Goal
Below is a block of records; return all of them exactly, but without the images.

Provided material
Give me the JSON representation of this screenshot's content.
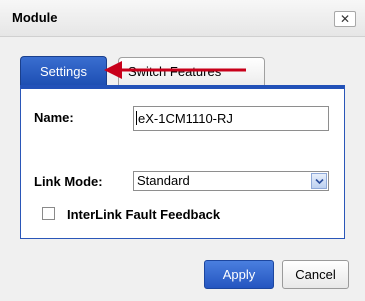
{
  "dialog": {
    "title": "Module",
    "close_label": "✕"
  },
  "tabs": [
    {
      "label": "Settings",
      "active": true
    },
    {
      "label": "Switch Features",
      "active": false
    }
  ],
  "form": {
    "name_label": "Name:",
    "name_value": "eX-1CM1110-RJ",
    "link_mode_label": "Link Mode:",
    "link_mode_value": "Standard",
    "interlink_label": "InterLink Fault Feedback",
    "interlink_checked": false
  },
  "buttons": {
    "apply": "Apply",
    "cancel": "Cancel"
  },
  "colors": {
    "accent": "#2251b8",
    "annotation_arrow": "#c8001a"
  },
  "icons": {
    "close": "close-icon",
    "dropdown": "chevron-down-icon",
    "annotation": "arrow-left-icon"
  }
}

Solution
Give me the JSON representation of this screenshot's content.
{
  "dialog": {
    "title": "Module",
    "close_label": "✕"
  },
  "tabs": [
    {
      "label": "Settings",
      "active": true
    },
    {
      "label": "Switch Features",
      "active": false
    }
  ],
  "form": {
    "name_label": "Name:",
    "name_value": "eX-1CM1110-RJ",
    "link_mode_label": "Link Mode:",
    "link_mode_value": "Standard",
    "interlink_label": "InterLink Fault Feedback",
    "interlink_checked": false
  },
  "buttons": {
    "apply": "Apply",
    "cancel": "Cancel"
  },
  "colors": {
    "accent": "#2251b8",
    "annotation_arrow": "#c8001a"
  },
  "icons": {
    "close": "close-icon",
    "dropdown": "chevron-down-icon",
    "annotation": "arrow-left-icon"
  }
}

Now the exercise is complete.